> [Task details]:
Reproduce all of the data exactly, with no line skipped.

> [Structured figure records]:
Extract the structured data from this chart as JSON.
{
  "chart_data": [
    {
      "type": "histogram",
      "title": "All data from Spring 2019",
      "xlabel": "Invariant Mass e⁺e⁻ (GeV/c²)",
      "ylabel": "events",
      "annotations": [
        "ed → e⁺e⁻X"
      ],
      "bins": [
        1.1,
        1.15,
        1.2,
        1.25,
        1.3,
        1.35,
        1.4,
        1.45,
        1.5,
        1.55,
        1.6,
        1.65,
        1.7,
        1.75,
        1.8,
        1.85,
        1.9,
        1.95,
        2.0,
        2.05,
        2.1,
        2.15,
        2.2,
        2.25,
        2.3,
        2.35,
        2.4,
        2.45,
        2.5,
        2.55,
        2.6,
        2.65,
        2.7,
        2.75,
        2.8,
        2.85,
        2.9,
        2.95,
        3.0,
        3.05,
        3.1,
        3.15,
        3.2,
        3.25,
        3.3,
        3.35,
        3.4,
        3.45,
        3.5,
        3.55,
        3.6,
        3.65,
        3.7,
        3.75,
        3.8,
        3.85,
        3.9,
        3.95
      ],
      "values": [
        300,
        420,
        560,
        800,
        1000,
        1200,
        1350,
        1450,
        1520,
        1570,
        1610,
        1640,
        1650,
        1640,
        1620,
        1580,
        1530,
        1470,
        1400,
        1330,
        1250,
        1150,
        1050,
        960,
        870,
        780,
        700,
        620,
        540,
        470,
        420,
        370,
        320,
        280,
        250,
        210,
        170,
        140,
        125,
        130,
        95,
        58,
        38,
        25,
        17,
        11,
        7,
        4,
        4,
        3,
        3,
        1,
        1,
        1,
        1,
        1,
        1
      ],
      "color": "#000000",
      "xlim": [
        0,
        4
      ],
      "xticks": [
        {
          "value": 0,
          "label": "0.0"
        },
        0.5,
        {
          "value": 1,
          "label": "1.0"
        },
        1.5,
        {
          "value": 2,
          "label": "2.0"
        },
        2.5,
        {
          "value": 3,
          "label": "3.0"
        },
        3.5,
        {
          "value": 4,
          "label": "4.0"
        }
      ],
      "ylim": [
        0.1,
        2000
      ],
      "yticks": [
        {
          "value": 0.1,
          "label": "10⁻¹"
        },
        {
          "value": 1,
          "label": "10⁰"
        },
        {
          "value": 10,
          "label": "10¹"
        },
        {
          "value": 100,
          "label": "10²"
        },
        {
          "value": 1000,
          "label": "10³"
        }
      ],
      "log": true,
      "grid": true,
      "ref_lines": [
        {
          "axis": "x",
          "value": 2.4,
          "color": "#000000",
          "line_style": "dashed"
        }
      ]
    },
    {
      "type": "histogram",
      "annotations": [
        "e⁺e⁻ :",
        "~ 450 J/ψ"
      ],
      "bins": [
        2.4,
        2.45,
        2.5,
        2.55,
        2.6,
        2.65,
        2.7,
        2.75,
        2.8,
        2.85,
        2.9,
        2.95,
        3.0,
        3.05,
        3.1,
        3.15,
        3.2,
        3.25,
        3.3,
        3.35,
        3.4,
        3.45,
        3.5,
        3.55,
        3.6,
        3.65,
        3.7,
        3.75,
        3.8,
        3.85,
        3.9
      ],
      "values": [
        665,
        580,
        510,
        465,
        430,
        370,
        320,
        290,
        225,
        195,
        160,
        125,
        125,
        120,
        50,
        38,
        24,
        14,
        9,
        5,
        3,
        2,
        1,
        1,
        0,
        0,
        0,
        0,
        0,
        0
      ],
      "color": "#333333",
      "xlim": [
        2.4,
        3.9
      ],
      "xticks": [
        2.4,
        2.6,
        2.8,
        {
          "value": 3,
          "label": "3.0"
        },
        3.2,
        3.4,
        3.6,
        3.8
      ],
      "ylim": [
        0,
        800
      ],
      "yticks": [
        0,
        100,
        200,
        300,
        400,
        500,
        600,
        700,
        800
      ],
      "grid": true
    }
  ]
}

> [Written response]:
Extract the structured data from this chart as JSON.
{
  "chart_data": [
    {
      "type": "histogram",
      "title": "All data from Spring 2019",
      "xlabel": "Invariant Mass e⁺e⁻ (GeV/c²)",
      "ylabel": "events",
      "annotations": [
        "ed → e⁺e⁻X"
      ],
      "bins": [
        1.1,
        1.15,
        1.2,
        1.25,
        1.3,
        1.35,
        1.4,
        1.45,
        1.5,
        1.55,
        1.6,
        1.65,
        1.7,
        1.75,
        1.8,
        1.85,
        1.9,
        1.95,
        2.0,
        2.05,
        2.1,
        2.15,
        2.2,
        2.25,
        2.3,
        2.35,
        2.4,
        2.45,
        2.5,
        2.55,
        2.6,
        2.65,
        2.7,
        2.75,
        2.8,
        2.85,
        2.9,
        2.95,
        3.0,
        3.05,
        3.1,
        3.15,
        3.2,
        3.25,
        3.3,
        3.35,
        3.4,
        3.45,
        3.5,
        3.55,
        3.6,
        3.65,
        3.7,
        3.75,
        3.8,
        3.85,
        3.9,
        3.95
      ],
      "values": [
        300,
        420,
        560,
        800,
        1000,
        1200,
        1350,
        1450,
        1520,
        1570,
        1610,
        1640,
        1650,
        1640,
        1620,
        1580,
        1530,
        1470,
        1400,
        1330,
        1250,
        1150,
        1050,
        960,
        870,
        780,
        700,
        620,
        540,
        470,
        420,
        370,
        320,
        280,
        250,
        210,
        170,
        140,
        125,
        130,
        95,
        58,
        38,
        25,
        17,
        11,
        7,
        4,
        4,
        3,
        3,
        1,
        1,
        1,
        1,
        1,
        1
      ],
      "color": "#000000",
      "xlim": [
        0,
        4
      ],
      "xticks": [
        {
          "value": 0,
          "label": "0.0"
        },
        0.5,
        {
          "value": 1,
          "label": "1.0"
        },
        1.5,
        {
          "value": 2,
          "label": "2.0"
        },
        2.5,
        {
          "value": 3,
          "label": "3.0"
        },
        3.5,
        {
          "value": 4,
          "label": "4.0"
        }
      ],
      "ylim": [
        0.1,
        2000
      ],
      "yticks": [
        {
          "value": 0.1,
          "label": "10⁻¹"
        },
        {
          "value": 1,
          "label": "10⁰"
        },
        {
          "value": 10,
          "label": "10¹"
        },
        {
          "value": 100,
          "label": "10²"
        },
        {
          "value": 1000,
          "label": "10³"
        }
      ],
      "log": true,
      "grid": true,
      "ref_lines": [
        {
          "axis": "x",
          "value": 2.4,
          "color": "#000000",
          "line_style": "dashed"
        }
      ]
    },
    {
      "type": "histogram",
      "annotations": [
        "e⁺e⁻ :",
        "~ 450 J/ψ"
      ],
      "bins": [
        2.4,
        2.45,
        2.5,
        2.55,
        2.6,
        2.65,
        2.7,
        2.75,
        2.8,
        2.85,
        2.9,
        2.95,
        3.0,
        3.05,
        3.1,
        3.15,
        3.2,
        3.25,
        3.3,
        3.35,
        3.4,
        3.45,
        3.5,
        3.55,
        3.6,
        3.65,
        3.7,
        3.75,
        3.8,
        3.85,
        3.9
      ],
      "values": [
        665,
        580,
        510,
        465,
        430,
        370,
        320,
        290,
        225,
        195,
        160,
        125,
        125,
        120,
        50,
        38,
        24,
        14,
        9,
        5,
        3,
        2,
        1,
        1,
        0,
        0,
        0,
        0,
        0,
        0
      ],
      "color": "#333333",
      "xlim": [
        2.4,
        3.9
      ],
      "xticks": [
        2.4,
        2.6,
        2.8,
        {
          "value": 3,
          "label": "3.0"
        },
        3.2,
        3.4,
        3.6,
        3.8
      ],
      "ylim": [
        0,
        800
      ],
      "yticks": [
        0,
        100,
        200,
        300,
        400,
        500,
        600,
        700,
        800
      ],
      "grid": true
    }
  ]
}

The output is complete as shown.